Start of Entries

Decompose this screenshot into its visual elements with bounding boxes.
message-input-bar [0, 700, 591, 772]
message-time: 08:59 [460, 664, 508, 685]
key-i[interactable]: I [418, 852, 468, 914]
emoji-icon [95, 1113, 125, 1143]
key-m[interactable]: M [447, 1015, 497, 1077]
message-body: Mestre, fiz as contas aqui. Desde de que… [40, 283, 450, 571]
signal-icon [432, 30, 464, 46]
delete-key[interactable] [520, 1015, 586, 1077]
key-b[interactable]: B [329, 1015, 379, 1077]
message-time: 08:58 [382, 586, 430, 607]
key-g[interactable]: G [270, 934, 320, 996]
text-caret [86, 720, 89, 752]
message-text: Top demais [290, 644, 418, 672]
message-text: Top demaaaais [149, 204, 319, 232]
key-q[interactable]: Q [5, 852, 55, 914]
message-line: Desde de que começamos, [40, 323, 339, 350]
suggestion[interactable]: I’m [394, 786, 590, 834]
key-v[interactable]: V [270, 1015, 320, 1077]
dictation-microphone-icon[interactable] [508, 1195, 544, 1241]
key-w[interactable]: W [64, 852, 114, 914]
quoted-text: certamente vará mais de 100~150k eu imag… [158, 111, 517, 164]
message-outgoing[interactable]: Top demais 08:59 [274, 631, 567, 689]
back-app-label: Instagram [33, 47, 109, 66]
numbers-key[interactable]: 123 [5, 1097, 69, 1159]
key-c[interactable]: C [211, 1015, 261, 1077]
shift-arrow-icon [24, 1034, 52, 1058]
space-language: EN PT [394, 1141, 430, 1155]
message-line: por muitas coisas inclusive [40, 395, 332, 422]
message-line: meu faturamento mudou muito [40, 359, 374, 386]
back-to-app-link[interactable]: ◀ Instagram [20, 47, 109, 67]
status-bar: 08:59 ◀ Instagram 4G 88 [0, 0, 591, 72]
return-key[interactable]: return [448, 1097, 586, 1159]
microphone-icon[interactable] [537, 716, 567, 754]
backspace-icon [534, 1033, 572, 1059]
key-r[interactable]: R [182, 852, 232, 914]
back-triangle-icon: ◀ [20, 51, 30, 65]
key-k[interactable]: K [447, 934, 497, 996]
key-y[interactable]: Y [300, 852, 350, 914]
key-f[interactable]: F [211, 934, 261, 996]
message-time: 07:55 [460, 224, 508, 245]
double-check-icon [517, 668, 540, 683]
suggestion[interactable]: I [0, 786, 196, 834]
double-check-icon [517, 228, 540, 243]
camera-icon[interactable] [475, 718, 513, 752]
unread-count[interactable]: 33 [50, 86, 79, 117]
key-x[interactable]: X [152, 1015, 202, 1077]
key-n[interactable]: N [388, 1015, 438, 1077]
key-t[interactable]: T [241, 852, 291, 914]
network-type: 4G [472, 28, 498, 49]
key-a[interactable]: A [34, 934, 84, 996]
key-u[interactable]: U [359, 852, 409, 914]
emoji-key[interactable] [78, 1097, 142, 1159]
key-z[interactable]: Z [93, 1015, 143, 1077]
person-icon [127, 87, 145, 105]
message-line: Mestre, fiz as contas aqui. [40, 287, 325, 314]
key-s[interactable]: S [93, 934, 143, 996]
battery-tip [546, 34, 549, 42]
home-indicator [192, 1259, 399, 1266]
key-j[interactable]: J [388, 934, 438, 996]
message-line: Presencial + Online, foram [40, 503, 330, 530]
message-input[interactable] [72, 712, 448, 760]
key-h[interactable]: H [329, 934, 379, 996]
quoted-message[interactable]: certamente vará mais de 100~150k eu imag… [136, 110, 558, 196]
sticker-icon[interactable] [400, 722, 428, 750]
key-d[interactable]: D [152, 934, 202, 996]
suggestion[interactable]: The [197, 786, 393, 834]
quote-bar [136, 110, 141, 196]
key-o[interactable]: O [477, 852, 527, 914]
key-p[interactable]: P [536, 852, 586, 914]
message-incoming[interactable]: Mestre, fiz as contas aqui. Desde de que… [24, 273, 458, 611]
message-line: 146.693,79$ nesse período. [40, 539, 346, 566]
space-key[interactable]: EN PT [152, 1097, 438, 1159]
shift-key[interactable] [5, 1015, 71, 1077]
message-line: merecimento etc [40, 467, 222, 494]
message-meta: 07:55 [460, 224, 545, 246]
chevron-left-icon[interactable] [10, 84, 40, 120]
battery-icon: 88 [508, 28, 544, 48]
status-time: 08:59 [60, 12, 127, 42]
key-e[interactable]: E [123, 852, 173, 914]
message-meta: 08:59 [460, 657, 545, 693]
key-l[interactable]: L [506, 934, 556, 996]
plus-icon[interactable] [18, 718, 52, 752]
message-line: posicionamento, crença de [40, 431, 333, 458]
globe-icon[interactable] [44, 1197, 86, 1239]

End of Entries
Start of Entries

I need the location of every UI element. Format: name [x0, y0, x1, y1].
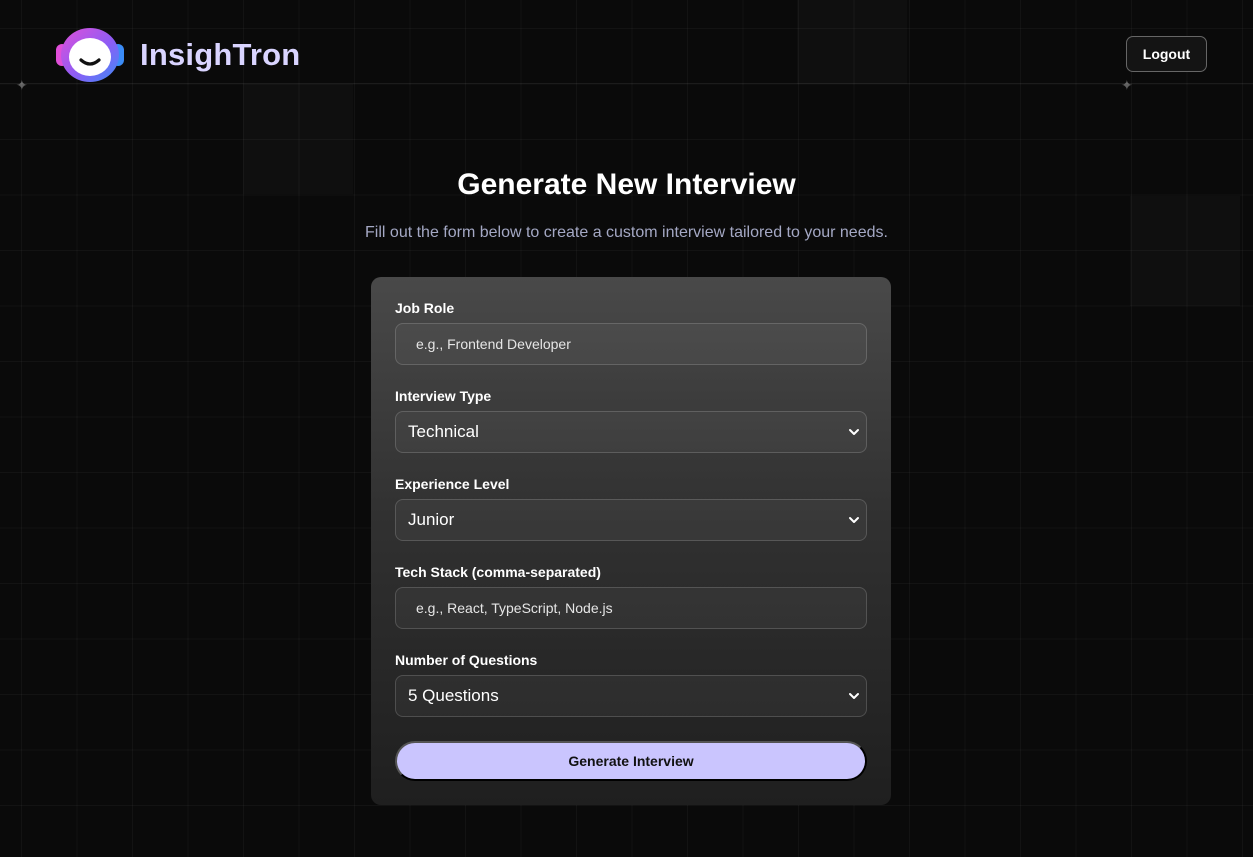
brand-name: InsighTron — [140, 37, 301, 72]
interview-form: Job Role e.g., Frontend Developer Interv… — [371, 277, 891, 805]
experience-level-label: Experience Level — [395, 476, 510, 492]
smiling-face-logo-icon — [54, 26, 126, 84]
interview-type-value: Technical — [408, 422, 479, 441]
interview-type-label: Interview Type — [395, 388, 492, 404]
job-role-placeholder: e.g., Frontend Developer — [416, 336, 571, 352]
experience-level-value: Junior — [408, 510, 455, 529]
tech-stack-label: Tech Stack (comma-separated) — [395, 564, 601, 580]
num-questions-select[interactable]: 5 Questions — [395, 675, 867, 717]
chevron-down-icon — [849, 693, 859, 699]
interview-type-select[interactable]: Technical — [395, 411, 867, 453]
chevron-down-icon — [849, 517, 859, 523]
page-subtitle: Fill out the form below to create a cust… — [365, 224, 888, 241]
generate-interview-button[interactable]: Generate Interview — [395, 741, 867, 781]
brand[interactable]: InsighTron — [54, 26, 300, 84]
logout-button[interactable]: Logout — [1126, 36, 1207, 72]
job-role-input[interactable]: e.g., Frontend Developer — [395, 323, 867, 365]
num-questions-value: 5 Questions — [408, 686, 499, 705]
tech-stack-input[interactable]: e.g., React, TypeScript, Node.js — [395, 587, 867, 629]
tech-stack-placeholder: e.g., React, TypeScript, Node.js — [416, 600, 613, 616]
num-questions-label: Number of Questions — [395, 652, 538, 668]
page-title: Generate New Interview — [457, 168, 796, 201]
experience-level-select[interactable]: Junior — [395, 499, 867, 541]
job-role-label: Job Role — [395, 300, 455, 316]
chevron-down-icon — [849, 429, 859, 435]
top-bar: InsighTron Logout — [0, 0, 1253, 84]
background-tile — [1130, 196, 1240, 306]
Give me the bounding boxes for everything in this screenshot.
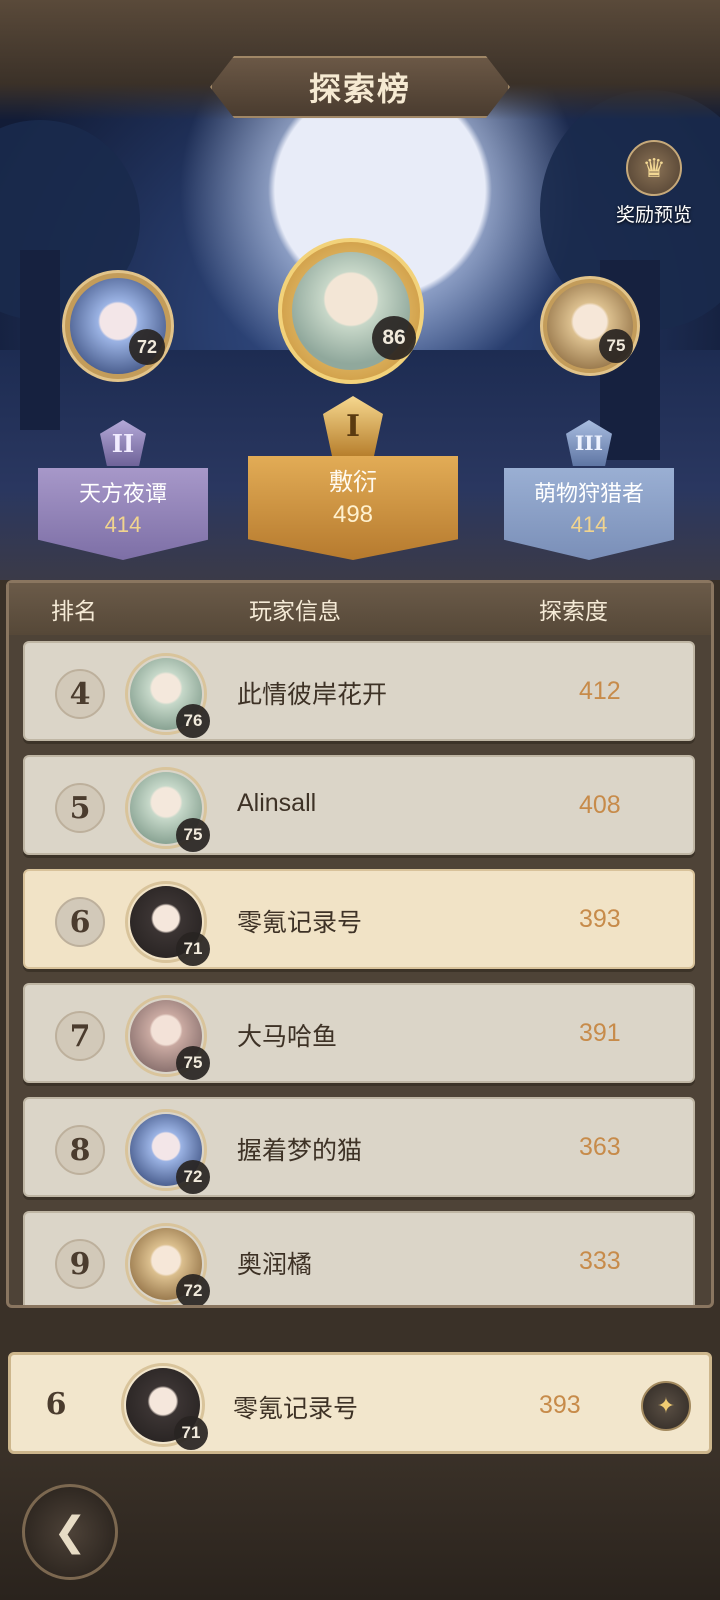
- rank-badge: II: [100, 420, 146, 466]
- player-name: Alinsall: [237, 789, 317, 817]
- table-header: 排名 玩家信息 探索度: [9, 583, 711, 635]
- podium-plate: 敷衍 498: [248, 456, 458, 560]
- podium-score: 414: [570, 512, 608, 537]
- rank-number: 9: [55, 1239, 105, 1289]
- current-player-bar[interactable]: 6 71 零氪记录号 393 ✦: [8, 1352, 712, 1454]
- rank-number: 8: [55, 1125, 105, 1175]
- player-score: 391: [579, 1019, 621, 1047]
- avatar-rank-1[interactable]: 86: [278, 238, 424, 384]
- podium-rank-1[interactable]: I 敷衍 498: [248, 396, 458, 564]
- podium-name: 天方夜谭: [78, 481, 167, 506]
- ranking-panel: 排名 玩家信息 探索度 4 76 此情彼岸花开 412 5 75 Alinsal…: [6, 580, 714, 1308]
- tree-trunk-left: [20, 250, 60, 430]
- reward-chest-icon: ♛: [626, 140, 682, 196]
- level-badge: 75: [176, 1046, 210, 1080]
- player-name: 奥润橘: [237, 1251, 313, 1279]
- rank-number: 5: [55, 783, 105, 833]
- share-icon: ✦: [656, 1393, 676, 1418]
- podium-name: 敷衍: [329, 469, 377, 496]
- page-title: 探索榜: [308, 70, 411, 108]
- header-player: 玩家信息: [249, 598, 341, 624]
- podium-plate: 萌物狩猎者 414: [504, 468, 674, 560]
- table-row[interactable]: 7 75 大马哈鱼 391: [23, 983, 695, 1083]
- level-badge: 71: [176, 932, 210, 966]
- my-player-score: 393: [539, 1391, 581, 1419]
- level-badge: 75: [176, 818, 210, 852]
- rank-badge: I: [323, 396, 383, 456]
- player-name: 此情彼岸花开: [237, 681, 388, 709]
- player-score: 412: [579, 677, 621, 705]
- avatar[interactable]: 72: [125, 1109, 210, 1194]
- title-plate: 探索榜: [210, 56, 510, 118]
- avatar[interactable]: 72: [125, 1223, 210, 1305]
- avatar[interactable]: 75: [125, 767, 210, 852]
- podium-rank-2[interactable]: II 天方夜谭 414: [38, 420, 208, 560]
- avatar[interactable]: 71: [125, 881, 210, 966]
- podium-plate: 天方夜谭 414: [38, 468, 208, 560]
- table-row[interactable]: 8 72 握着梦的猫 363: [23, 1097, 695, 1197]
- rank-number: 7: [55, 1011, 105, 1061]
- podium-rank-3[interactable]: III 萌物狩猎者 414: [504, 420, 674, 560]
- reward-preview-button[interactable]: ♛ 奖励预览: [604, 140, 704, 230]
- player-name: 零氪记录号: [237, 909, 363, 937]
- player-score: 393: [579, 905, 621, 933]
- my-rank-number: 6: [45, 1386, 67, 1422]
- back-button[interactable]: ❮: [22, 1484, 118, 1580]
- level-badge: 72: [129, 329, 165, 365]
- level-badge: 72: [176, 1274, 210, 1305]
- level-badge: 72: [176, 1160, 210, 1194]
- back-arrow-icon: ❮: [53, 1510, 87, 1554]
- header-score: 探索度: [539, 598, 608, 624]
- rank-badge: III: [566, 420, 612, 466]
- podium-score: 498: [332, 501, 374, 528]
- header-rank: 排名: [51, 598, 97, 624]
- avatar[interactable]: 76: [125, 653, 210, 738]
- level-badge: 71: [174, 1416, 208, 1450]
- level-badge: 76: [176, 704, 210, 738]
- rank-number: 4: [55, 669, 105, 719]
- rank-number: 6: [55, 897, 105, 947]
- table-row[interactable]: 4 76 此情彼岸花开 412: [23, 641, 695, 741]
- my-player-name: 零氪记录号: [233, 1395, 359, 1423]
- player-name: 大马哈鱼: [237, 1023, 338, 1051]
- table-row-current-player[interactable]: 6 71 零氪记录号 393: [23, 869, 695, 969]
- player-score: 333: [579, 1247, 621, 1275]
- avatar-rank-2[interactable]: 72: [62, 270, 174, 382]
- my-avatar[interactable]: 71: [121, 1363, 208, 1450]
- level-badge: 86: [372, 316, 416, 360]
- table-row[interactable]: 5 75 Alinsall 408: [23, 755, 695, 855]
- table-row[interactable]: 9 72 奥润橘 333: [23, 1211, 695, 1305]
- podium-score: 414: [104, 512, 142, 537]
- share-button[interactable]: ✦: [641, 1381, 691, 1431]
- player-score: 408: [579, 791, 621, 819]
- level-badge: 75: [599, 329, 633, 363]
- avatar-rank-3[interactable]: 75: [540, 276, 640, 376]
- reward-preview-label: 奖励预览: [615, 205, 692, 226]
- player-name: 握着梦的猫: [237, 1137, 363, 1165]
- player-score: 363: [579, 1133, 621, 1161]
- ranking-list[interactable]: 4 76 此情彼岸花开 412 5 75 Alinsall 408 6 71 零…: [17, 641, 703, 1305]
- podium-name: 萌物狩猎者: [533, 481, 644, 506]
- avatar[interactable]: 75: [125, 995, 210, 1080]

End of Entries
Start of Entries

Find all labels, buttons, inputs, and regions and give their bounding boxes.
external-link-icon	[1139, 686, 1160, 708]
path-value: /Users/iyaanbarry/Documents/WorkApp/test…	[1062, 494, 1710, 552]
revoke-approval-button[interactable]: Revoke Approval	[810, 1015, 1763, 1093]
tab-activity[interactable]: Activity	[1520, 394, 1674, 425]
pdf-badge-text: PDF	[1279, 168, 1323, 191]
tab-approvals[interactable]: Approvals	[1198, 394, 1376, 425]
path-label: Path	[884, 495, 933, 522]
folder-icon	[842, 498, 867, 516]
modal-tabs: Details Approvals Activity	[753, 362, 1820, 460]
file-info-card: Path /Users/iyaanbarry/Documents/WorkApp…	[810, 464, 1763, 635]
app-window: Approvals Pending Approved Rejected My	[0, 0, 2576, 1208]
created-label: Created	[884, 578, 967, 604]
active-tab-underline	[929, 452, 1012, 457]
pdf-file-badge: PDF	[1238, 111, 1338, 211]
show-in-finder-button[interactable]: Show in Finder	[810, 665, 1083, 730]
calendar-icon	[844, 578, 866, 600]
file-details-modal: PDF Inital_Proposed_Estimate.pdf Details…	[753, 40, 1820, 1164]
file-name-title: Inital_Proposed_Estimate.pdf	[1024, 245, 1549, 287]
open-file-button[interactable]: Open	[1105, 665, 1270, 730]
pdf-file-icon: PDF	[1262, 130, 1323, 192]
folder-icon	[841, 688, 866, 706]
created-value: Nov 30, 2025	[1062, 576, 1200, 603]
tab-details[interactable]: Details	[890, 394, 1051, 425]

End of Entries

Requirements ::
Render the lines of the material as a JSON list of strings, one string per line, leaving out blank lines. Start at the line containing "Find all labels, buttons, inputs, and" and end at the line containing "464, 1763, 635]", including both of those lines.

Final result ::
[
  "Find all labels, buttons, inputs, and regions and give their bounding boxes.",
  "external-link-icon\t[1139, 686, 1160, 708]",
  "path-value: /Users/iyaanbarry/Documents/WorkApp/test…\t[1062, 494, 1710, 552]",
  "revoke-approval-button[interactable]: Revoke Approval\t[810, 1015, 1763, 1093]",
  "tab-activity[interactable]: Activity\t[1520, 394, 1674, 425]",
  "pdf-badge-text: PDF\t[1279, 168, 1323, 191]",
  "tab-approvals[interactable]: Approvals\t[1198, 394, 1376, 425]",
  "path-label: Path\t[884, 495, 933, 522]",
  "folder-icon\t[842, 498, 867, 516]",
  "modal-tabs: Details Approvals Activity\t[753, 362, 1820, 460]",
  "file-info-card: Path /Users/iyaanbarry/Documents/WorkApp…\t[810, 464, 1763, 635]"
]